━━━ SUPPLIED RECORDS

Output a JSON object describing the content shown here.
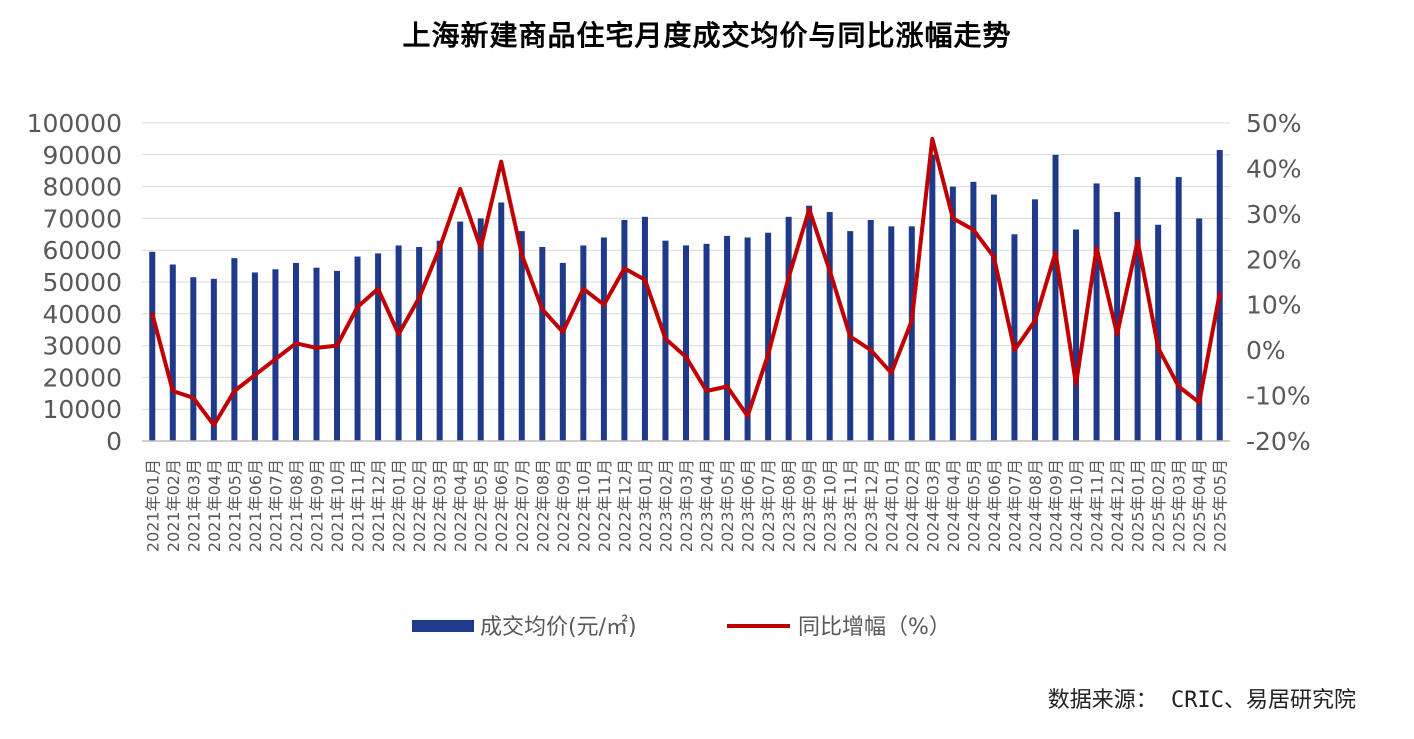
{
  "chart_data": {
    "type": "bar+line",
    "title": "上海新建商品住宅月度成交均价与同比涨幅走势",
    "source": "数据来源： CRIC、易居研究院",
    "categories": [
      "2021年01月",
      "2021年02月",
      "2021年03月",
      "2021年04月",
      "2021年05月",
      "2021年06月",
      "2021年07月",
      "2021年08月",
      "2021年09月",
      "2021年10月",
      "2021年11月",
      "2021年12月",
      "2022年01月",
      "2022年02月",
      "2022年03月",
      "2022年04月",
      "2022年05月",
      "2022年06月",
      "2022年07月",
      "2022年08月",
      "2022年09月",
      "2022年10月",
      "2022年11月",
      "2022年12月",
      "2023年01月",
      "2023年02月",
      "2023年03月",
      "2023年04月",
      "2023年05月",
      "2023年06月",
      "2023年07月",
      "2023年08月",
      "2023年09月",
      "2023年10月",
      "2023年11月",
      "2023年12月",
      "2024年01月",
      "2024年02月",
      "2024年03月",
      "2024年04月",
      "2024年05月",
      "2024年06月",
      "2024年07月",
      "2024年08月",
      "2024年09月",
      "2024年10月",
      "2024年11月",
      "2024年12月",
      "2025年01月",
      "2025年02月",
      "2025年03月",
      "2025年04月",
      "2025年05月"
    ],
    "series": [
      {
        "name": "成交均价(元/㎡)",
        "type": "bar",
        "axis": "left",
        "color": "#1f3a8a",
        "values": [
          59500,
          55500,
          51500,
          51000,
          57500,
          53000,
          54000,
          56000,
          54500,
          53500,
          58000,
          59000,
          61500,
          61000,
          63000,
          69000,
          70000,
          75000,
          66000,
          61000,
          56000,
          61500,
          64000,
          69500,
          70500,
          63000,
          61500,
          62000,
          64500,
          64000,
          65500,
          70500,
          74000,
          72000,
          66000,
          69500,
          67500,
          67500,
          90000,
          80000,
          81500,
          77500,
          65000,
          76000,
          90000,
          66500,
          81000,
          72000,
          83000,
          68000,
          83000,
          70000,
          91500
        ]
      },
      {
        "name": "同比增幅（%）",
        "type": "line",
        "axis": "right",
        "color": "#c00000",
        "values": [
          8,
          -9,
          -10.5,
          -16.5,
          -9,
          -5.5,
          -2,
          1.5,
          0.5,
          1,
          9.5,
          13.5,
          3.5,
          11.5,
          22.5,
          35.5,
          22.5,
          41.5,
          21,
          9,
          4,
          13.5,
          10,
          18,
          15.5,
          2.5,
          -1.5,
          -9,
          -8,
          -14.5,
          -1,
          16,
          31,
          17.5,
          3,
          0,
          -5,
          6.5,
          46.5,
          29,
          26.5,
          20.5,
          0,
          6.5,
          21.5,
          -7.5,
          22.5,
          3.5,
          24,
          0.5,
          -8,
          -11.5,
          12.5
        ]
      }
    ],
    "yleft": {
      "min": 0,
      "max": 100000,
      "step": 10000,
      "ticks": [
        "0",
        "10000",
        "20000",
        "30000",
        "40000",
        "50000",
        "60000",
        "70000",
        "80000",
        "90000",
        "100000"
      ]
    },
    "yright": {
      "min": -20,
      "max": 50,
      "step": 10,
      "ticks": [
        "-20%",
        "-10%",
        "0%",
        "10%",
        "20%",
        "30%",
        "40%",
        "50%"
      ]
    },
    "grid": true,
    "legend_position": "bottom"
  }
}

━━━━━━
━━━ SUPPLIED RECORDS

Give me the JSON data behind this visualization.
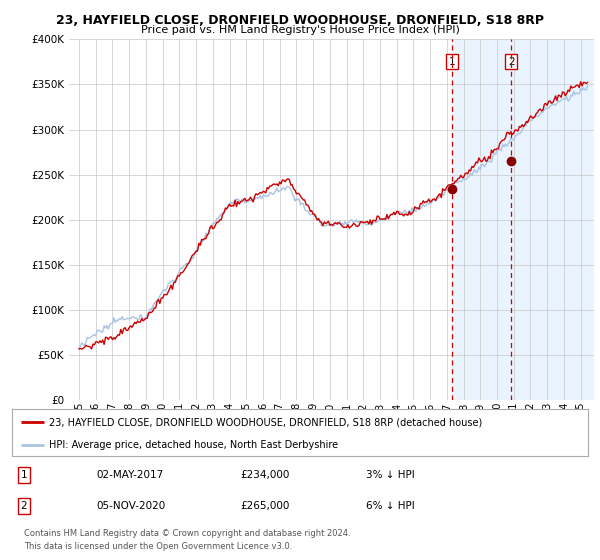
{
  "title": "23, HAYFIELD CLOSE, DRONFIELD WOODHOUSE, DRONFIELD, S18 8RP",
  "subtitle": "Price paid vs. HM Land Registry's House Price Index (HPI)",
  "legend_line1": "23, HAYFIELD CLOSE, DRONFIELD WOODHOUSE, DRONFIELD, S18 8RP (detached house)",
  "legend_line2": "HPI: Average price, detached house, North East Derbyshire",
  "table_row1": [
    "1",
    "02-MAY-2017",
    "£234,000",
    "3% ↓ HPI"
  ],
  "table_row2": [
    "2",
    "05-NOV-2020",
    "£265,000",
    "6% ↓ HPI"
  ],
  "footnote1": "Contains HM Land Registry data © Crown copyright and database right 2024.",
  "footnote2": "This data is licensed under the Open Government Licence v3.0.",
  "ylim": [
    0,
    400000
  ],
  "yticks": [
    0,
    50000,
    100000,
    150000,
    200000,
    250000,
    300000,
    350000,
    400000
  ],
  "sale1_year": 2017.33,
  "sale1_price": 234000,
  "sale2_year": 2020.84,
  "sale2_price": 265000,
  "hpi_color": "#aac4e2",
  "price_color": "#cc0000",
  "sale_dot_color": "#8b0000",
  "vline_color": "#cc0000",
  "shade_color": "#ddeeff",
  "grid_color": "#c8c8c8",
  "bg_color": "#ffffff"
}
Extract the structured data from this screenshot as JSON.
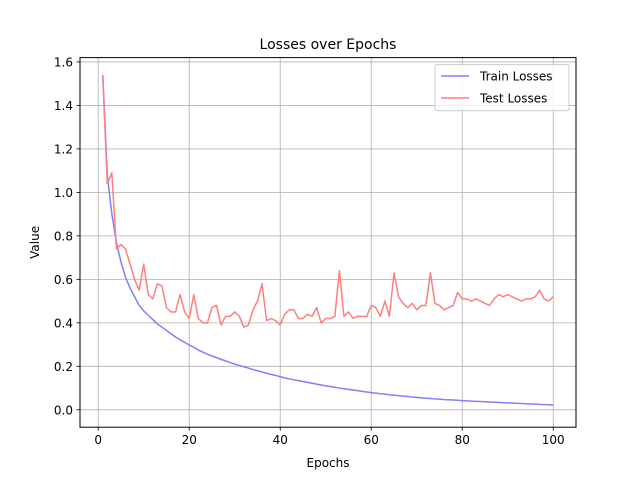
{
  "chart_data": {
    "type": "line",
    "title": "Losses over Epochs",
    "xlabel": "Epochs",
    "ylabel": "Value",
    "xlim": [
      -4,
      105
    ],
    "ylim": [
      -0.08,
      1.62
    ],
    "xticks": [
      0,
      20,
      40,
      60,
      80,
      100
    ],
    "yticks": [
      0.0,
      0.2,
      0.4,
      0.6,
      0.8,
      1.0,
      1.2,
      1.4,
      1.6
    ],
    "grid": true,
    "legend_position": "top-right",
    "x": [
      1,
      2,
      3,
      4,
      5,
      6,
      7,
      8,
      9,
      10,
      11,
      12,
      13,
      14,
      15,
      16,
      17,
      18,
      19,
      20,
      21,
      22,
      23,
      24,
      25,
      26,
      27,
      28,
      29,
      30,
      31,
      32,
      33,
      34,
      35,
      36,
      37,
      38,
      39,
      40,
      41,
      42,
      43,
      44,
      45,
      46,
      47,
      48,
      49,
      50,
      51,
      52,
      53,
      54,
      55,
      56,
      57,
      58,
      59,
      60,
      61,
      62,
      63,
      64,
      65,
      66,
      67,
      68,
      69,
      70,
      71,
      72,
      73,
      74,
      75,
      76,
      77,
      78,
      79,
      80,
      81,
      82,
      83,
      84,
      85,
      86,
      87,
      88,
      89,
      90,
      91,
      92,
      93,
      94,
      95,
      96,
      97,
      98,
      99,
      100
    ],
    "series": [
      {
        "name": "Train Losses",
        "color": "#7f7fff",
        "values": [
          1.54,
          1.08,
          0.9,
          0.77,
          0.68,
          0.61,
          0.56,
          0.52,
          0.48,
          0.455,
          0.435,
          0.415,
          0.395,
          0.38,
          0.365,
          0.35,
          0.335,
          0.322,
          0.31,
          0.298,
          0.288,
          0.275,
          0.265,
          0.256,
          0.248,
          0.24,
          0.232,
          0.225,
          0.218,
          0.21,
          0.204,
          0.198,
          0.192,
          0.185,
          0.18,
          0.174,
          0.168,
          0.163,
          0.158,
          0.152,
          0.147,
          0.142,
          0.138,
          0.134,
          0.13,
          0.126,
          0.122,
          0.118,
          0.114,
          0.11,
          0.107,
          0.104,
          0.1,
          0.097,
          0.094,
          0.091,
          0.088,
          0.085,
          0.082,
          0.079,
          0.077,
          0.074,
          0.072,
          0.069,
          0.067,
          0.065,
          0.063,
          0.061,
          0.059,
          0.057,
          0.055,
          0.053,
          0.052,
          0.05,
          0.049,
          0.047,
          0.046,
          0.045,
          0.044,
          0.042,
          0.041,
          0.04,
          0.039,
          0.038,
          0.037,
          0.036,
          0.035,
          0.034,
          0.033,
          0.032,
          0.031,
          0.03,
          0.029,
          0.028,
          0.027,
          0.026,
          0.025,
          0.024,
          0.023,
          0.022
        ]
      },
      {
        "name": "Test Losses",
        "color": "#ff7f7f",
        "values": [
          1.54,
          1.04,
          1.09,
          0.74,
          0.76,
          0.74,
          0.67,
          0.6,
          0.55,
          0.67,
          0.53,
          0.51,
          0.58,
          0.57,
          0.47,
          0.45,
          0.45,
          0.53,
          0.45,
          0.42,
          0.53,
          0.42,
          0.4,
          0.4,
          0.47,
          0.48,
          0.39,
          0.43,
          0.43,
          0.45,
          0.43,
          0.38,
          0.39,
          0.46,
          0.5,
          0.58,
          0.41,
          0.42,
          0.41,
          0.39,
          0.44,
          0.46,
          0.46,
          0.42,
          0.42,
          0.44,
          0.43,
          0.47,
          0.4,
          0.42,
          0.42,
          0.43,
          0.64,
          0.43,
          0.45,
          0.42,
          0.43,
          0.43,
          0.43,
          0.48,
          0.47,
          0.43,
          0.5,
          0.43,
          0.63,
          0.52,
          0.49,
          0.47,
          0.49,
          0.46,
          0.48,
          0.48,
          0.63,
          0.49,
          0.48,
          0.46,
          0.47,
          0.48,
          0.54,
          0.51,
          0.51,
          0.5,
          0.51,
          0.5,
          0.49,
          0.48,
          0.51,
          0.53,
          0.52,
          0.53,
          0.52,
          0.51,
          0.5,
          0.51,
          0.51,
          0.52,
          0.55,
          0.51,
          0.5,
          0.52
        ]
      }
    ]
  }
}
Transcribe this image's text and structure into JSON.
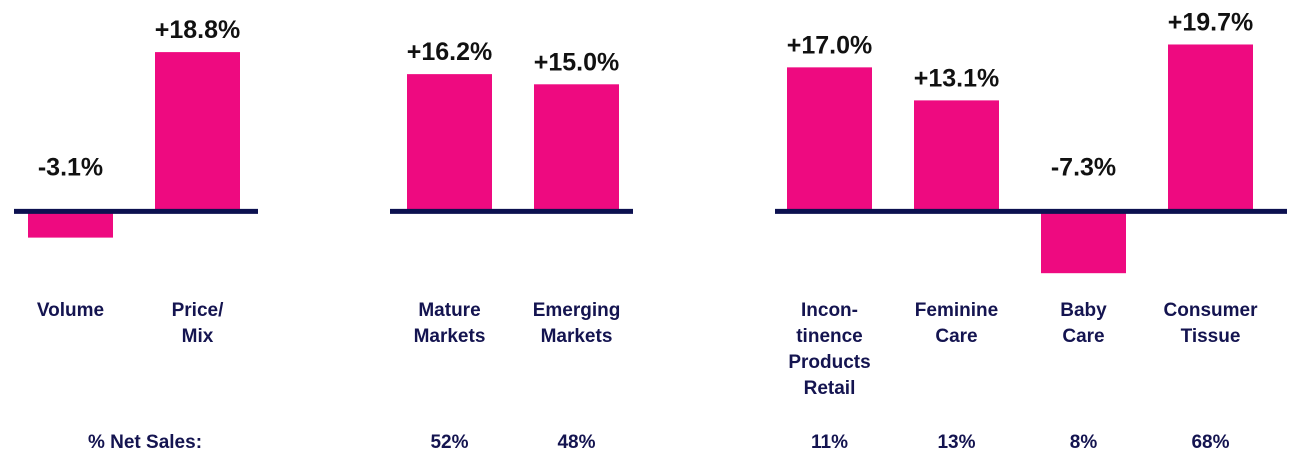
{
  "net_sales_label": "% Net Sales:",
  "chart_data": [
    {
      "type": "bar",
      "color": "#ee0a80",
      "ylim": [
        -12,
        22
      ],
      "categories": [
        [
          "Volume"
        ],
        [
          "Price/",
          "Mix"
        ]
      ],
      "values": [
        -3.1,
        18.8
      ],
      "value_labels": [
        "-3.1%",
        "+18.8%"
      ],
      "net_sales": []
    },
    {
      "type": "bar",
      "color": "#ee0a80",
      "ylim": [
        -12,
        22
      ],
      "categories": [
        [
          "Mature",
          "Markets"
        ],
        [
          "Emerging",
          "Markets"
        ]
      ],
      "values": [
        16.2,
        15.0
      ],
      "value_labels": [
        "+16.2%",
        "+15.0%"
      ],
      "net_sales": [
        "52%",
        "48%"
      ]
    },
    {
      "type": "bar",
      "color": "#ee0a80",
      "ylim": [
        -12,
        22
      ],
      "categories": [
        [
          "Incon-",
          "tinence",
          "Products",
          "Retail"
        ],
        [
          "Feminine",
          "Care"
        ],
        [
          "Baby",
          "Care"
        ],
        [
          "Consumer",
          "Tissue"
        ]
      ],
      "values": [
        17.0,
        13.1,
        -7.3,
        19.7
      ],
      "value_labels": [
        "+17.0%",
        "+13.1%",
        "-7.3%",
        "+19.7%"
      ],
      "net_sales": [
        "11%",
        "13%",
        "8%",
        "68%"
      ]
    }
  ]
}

━━━━━━

AIM OF THE EXERCISE: For each line in the data above that contains the string "detached", extract the line.

CORRECT OUTPUT:
  "legend_line1": "23, HAYFIELD CLOSE, DRONFIELD WOODHOUSE, DRONFIELD, S18 8RP (detached house)",
  "legend_line2": "HPI: Average price, detached house, North East Derbyshire",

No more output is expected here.